### EXERCISE TASK:
Lift out each line of the data that holds "title".

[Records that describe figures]
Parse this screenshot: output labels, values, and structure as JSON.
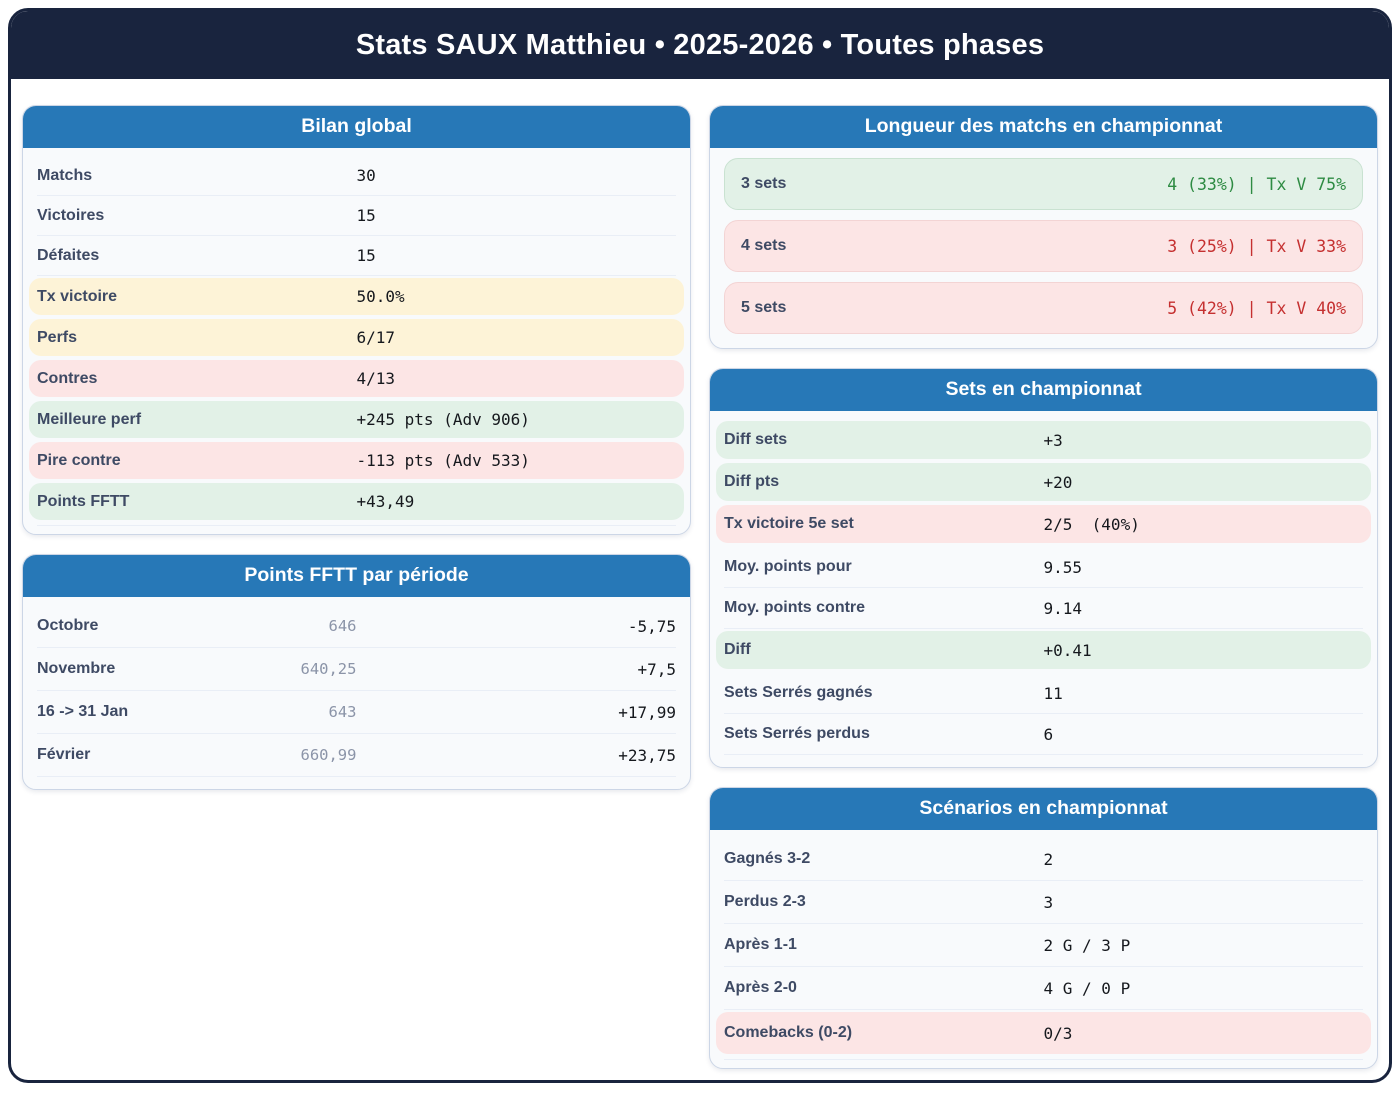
{
  "title": "Stats SAUX Matthieu • 2025-2026 • Toutes phases",
  "colors": {
    "navy": "#19243e",
    "blue": "#2778b7",
    "warn-bg": "#fdf3d7",
    "bad-bg": "#fce5e5",
    "good-bg": "#e2f1e7",
    "good-text": "#2e8b43",
    "bad-text": "#c53030"
  },
  "cards": {
    "bilan": {
      "title": "Bilan global",
      "rows": [
        {
          "label": "Matchs",
          "value": "30"
        },
        {
          "label": "Victoires",
          "value": "15"
        },
        {
          "label": "Défaites",
          "value": "15"
        },
        {
          "label": "Tx victoire",
          "value": "50.0%"
        },
        {
          "label": "Perfs",
          "value": "6/17"
        },
        {
          "label": "Contres",
          "value": "4/13"
        },
        {
          "label": "Meilleure perf",
          "value": "+245 pts (Adv 906)"
        },
        {
          "label": "Pire contre",
          "value": "-113 pts (Adv 533)"
        },
        {
          "label": "Points FFTT",
          "value": "+43,49"
        }
      ]
    },
    "periods": {
      "title": "Points FFTT par période",
      "rows": [
        {
          "label": "Octobre",
          "points": "646",
          "delta": "-5,75"
        },
        {
          "label": "Novembre",
          "points": "640,25",
          "delta": "+7,5"
        },
        {
          "label": "16 -> 31 Jan",
          "points": "643",
          "delta": "+17,99"
        },
        {
          "label": "Février",
          "points": "660,99",
          "delta": "+23,75"
        }
      ]
    },
    "longueur": {
      "title": "Longueur des matchs en championnat",
      "rows": [
        {
          "label": "3 sets",
          "value": "4 (33%) | Tx V 75%"
        },
        {
          "label": "4 sets",
          "value": "3 (25%) | Tx V 33%"
        },
        {
          "label": "5 sets",
          "value": "5 (42%) | Tx V 40%"
        }
      ]
    },
    "sets": {
      "title": "Sets en championnat",
      "rows": [
        {
          "label": "Diff sets",
          "value": "+3"
        },
        {
          "label": "Diff pts",
          "value": "+20"
        },
        {
          "label": "Tx victoire 5e set",
          "value": "2/5  (40%)"
        },
        {
          "label": "Moy. points pour",
          "value": "9.55"
        },
        {
          "label": "Moy. points contre",
          "value": "9.14"
        },
        {
          "label": "Diff",
          "value": "+0.41"
        },
        {
          "label": "Sets Serrés gagnés",
          "value": "11"
        },
        {
          "label": "Sets Serrés perdus",
          "value": "6"
        }
      ]
    },
    "scenarios": {
      "title": "Scénarios en championnat",
      "rows": [
        {
          "label": "Gagnés 3-2",
          "value": "2"
        },
        {
          "label": "Perdus 2-3",
          "value": "3"
        },
        {
          "label": "Après 1-1",
          "value": "2 G / 3 P"
        },
        {
          "label": "Après 2-0",
          "value": "4 G / 0 P"
        },
        {
          "label": "Comebacks (0-2)",
          "value": "0/3"
        }
      ]
    }
  }
}
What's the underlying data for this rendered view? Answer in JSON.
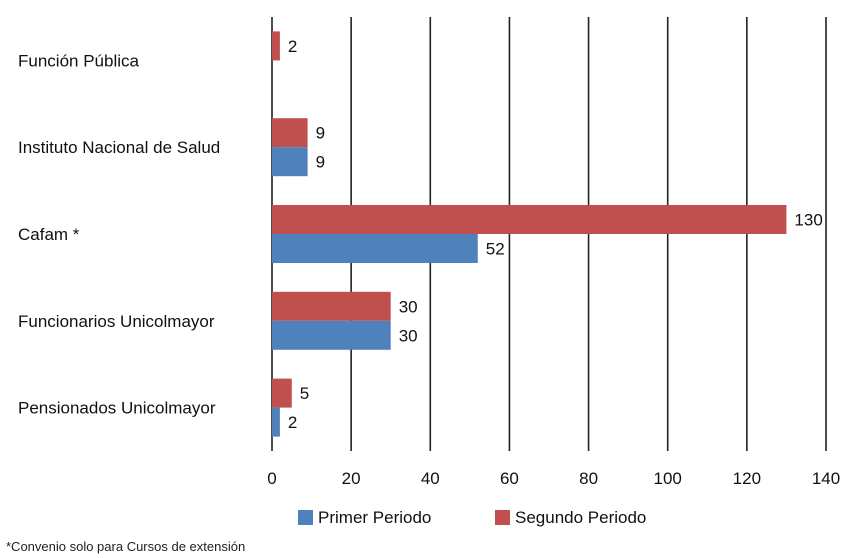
{
  "chart_data": {
    "type": "bar",
    "orientation": "horizontal",
    "categories": [
      "Función Pública",
      "Instituto Nacional de Salud",
      "Cafam *",
      "Funcionarios Unicolmayor",
      "Pensionados Unicolmayor"
    ],
    "series": [
      {
        "name": "Primer Periodo",
        "color": "#4F81BD",
        "values": [
          null,
          9,
          52,
          30,
          2
        ]
      },
      {
        "name": "Segundo Periodo",
        "color": "#C0504D",
        "values": [
          2,
          9,
          130,
          30,
          5
        ]
      }
    ],
    "xlim": [
      0,
      140
    ],
    "xticks": [
      0,
      20,
      40,
      60,
      80,
      100,
      120,
      140
    ],
    "grid": "vertical",
    "legend": "bottom",
    "data_labels": true,
    "footnote": "*Convenio solo para Cursos de extensión"
  }
}
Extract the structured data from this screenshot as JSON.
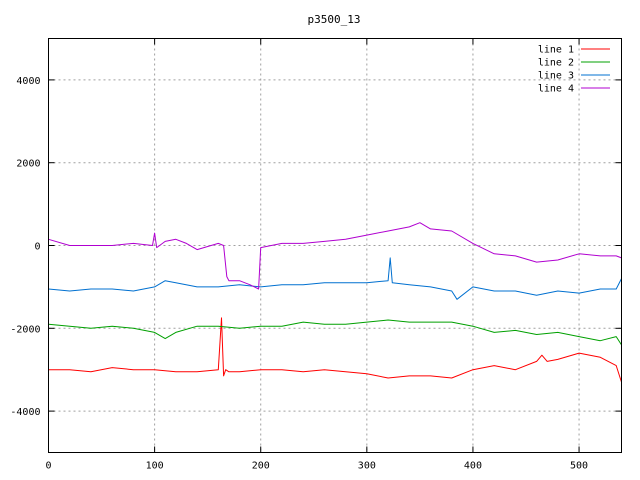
{
  "chart_data": {
    "type": "line",
    "title": "p3500_13",
    "xlabel": "",
    "ylabel": "",
    "xlim": [
      0,
      540
    ],
    "ylim": [
      -5000,
      5000
    ],
    "xticks": [
      0,
      100,
      200,
      300,
      400,
      500
    ],
    "yticks": [
      -4000,
      -2000,
      0,
      2000,
      4000
    ],
    "grid": true,
    "legend_position": "top-right",
    "colors": [
      "#ff0000",
      "#00a000",
      "#0070d0",
      "#b000d0"
    ],
    "series": [
      {
        "name": "line 1",
        "color": "#ff0000",
        "x": [
          0,
          20,
          40,
          60,
          80,
          100,
          120,
          140,
          160,
          163,
          165,
          167,
          170,
          180,
          200,
          220,
          240,
          260,
          280,
          300,
          320,
          340,
          360,
          380,
          400,
          420,
          440,
          460,
          465,
          470,
          480,
          500,
          520,
          535,
          540
        ],
        "values": [
          -3000,
          -3000,
          -3050,
          -2950,
          -3000,
          -3000,
          -3050,
          -3050,
          -3000,
          -1750,
          -3150,
          -3000,
          -3050,
          -3050,
          -3000,
          -3000,
          -3050,
          -3000,
          -3050,
          -3100,
          -3200,
          -3150,
          -3150,
          -3200,
          -3000,
          -2900,
          -3000,
          -2800,
          -2650,
          -2800,
          -2750,
          -2600,
          -2700,
          -2900,
          -3300
        ]
      },
      {
        "name": "line 2",
        "color": "#00a000",
        "x": [
          0,
          20,
          40,
          60,
          80,
          100,
          110,
          120,
          140,
          160,
          180,
          200,
          220,
          240,
          260,
          280,
          300,
          320,
          340,
          360,
          380,
          400,
          420,
          440,
          460,
          480,
          500,
          520,
          535,
          540
        ],
        "values": [
          -1900,
          -1950,
          -2000,
          -1950,
          -2000,
          -2100,
          -2250,
          -2100,
          -1950,
          -1950,
          -2000,
          -1950,
          -1950,
          -1850,
          -1900,
          -1900,
          -1850,
          -1800,
          -1850,
          -1850,
          -1850,
          -1950,
          -2100,
          -2050,
          -2150,
          -2100,
          -2200,
          -2300,
          -2200,
          -2400
        ]
      },
      {
        "name": "line 3",
        "color": "#0070d0",
        "x": [
          0,
          20,
          40,
          60,
          80,
          100,
          110,
          120,
          140,
          160,
          180,
          200,
          220,
          240,
          260,
          280,
          300,
          320,
          322,
          324,
          340,
          360,
          380,
          385,
          400,
          420,
          440,
          460,
          480,
          500,
          520,
          535,
          540
        ],
        "values": [
          -1050,
          -1100,
          -1050,
          -1050,
          -1100,
          -1000,
          -850,
          -900,
          -1000,
          -1000,
          -950,
          -1000,
          -950,
          -950,
          -900,
          -900,
          -900,
          -850,
          -300,
          -900,
          -950,
          -1000,
          -1100,
          -1300,
          -1000,
          -1100,
          -1100,
          -1200,
          -1100,
          -1150,
          -1050,
          -1050,
          -800
        ]
      },
      {
        "name": "line 4",
        "color": "#b000d0",
        "x": [
          0,
          20,
          40,
          60,
          80,
          98,
          100,
          102,
          110,
          120,
          130,
          140,
          160,
          165,
          168,
          170,
          180,
          190,
          198,
          200,
          210,
          220,
          240,
          260,
          280,
          300,
          320,
          340,
          350,
          360,
          380,
          400,
          420,
          440,
          460,
          480,
          500,
          520,
          535,
          540
        ],
        "values": [
          150,
          0,
          0,
          0,
          50,
          0,
          300,
          -50,
          100,
          150,
          50,
          -100,
          50,
          0,
          -750,
          -850,
          -850,
          -950,
          -1050,
          -50,
          0,
          50,
          50,
          100,
          150,
          250,
          350,
          450,
          550,
          400,
          350,
          50,
          -200,
          -250,
          -400,
          -350,
          -200,
          -250,
          -250,
          -300
        ]
      }
    ]
  }
}
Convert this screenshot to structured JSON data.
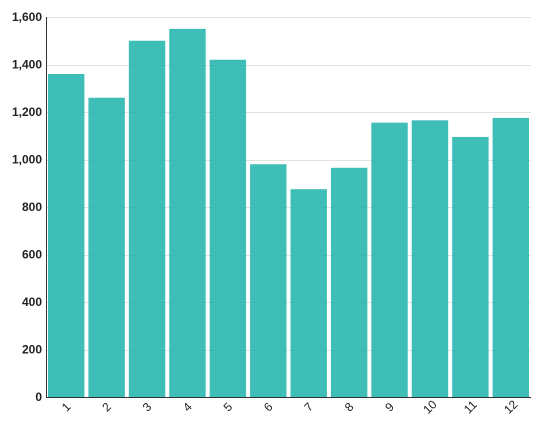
{
  "chart_data": {
    "type": "bar",
    "title": "",
    "xlabel": "",
    "ylabel": "",
    "categories": [
      "1",
      "2",
      "3",
      "4",
      "5",
      "6",
      "7",
      "8",
      "9",
      "10",
      "11",
      "12"
    ],
    "values": [
      1360,
      1260,
      1500,
      1550,
      1420,
      980,
      875,
      965,
      1155,
      1165,
      1095,
      1175
    ],
    "ylim": [
      0,
      1600
    ],
    "y_ticks": [
      0,
      200,
      400,
      600,
      800,
      1000,
      1200,
      1400,
      1600
    ],
    "y_tick_labels": [
      "0",
      "200",
      "400",
      "600",
      "800",
      "1,000",
      "1,200",
      "1,400",
      "1,600"
    ],
    "grid": true,
    "legend": false,
    "bar_color": "#2ab7b0",
    "x_label_rotation_deg": -45
  }
}
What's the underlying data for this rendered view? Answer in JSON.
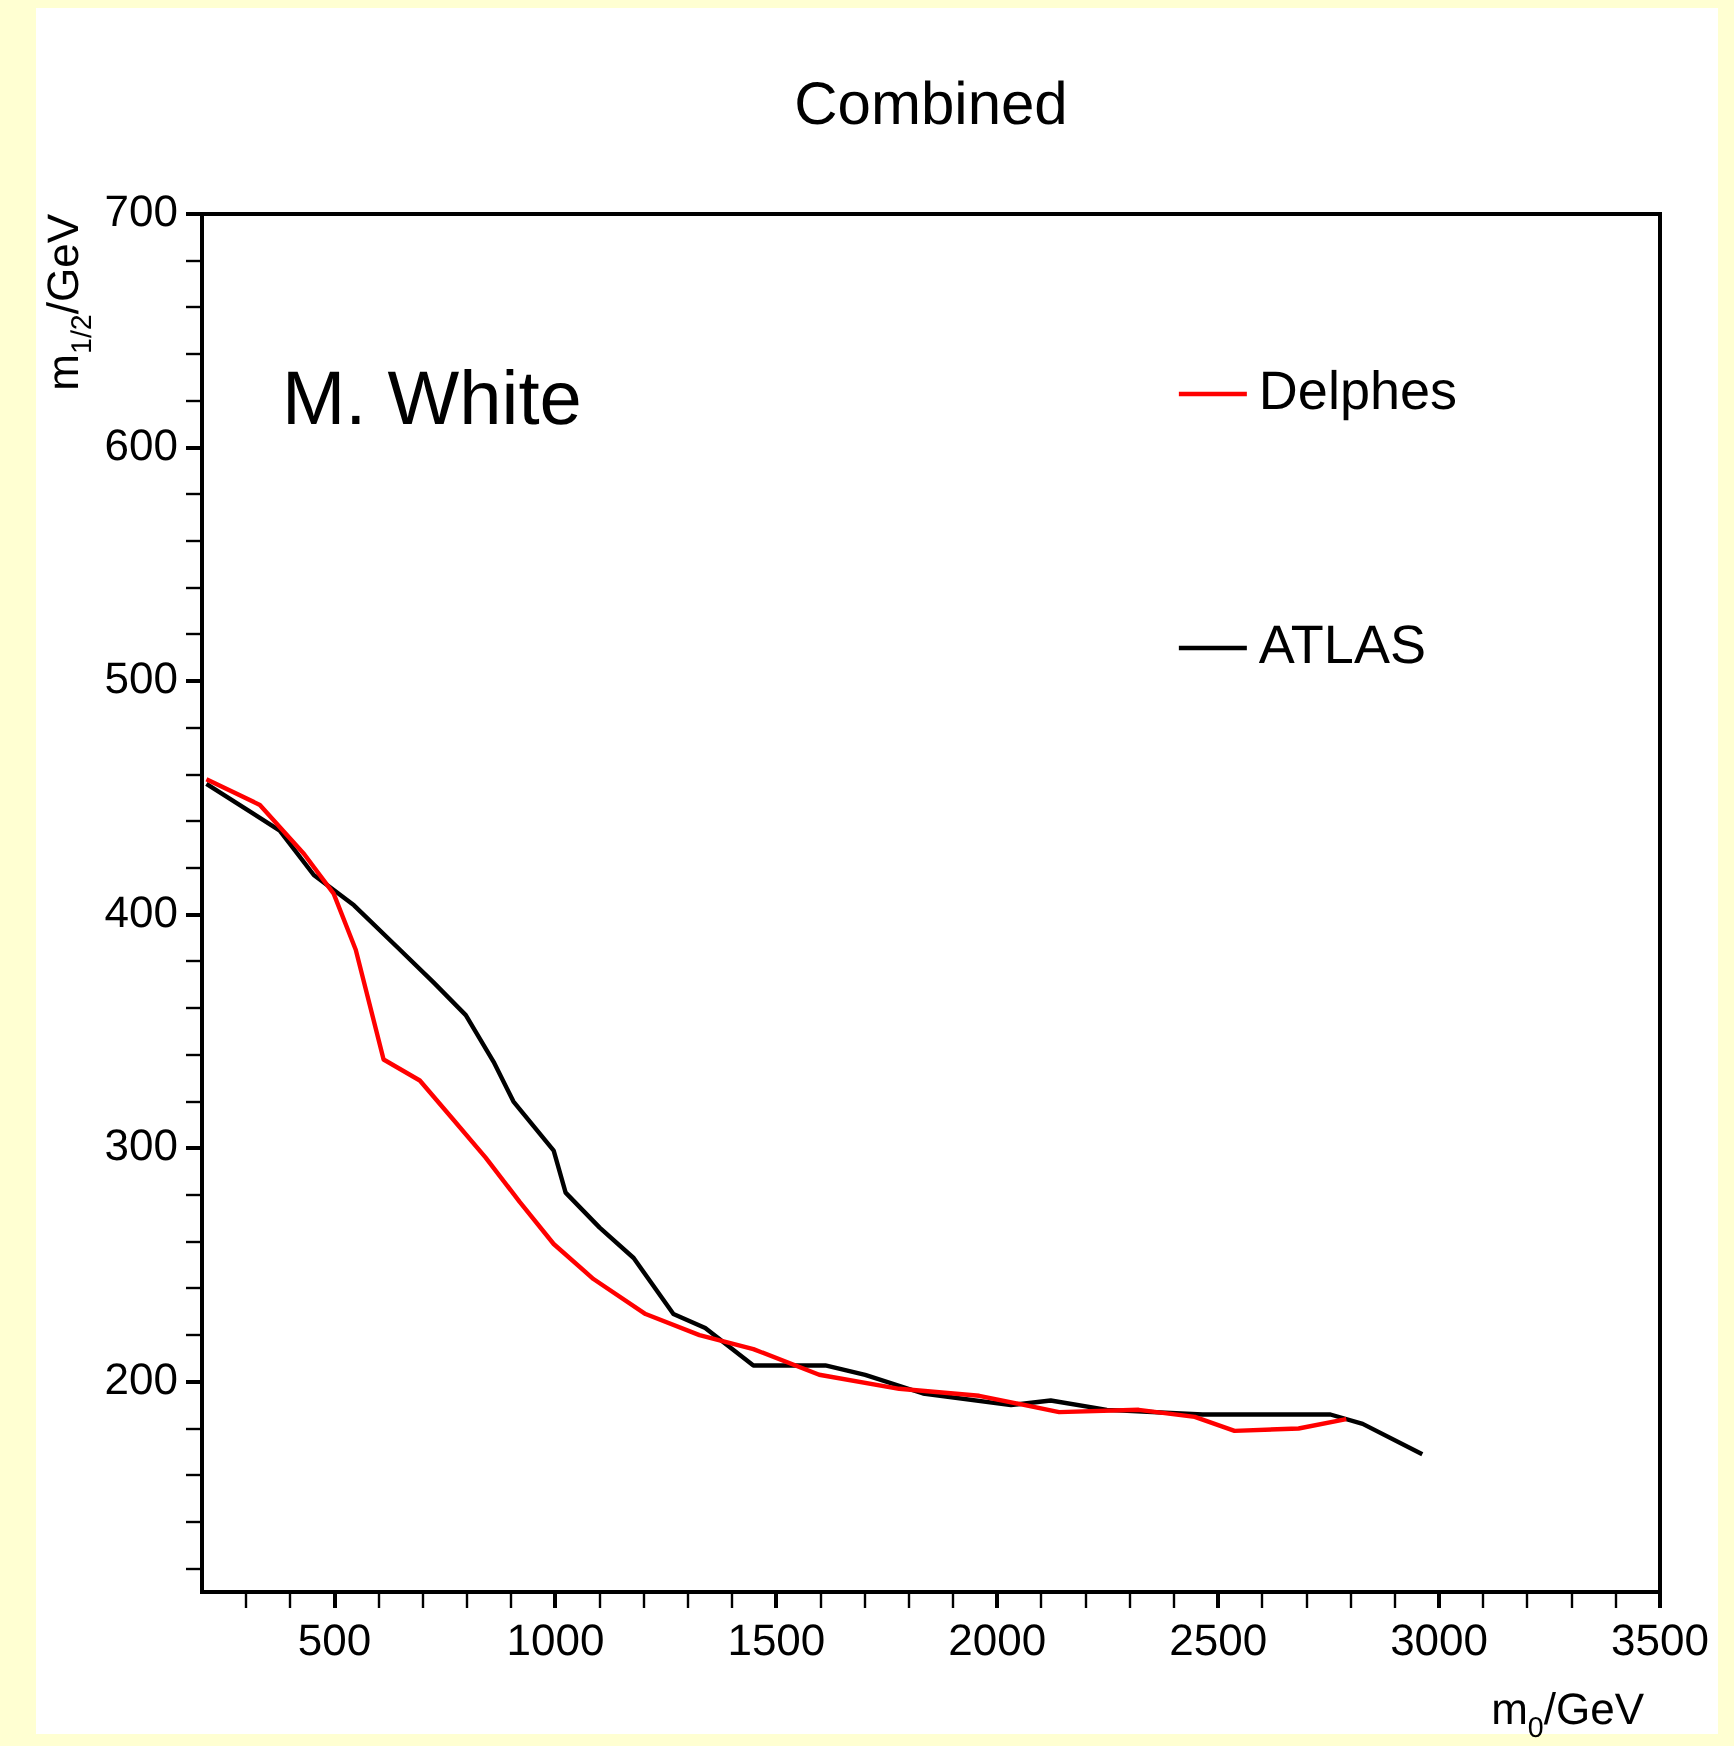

### RESULT FOR THIS TASK:
  "title": "Stats SAUX Matthieu • 2025-2026 • Toutes phases",
      "title": "Bilan global",
      "title": "Points FFTT par période",
      "title": "Longueur des matchs en championnat",
      "title": "Sets en championnat",
      "title": "Scénarios en championnat",
    "title": "p3500_13",
    "title": "",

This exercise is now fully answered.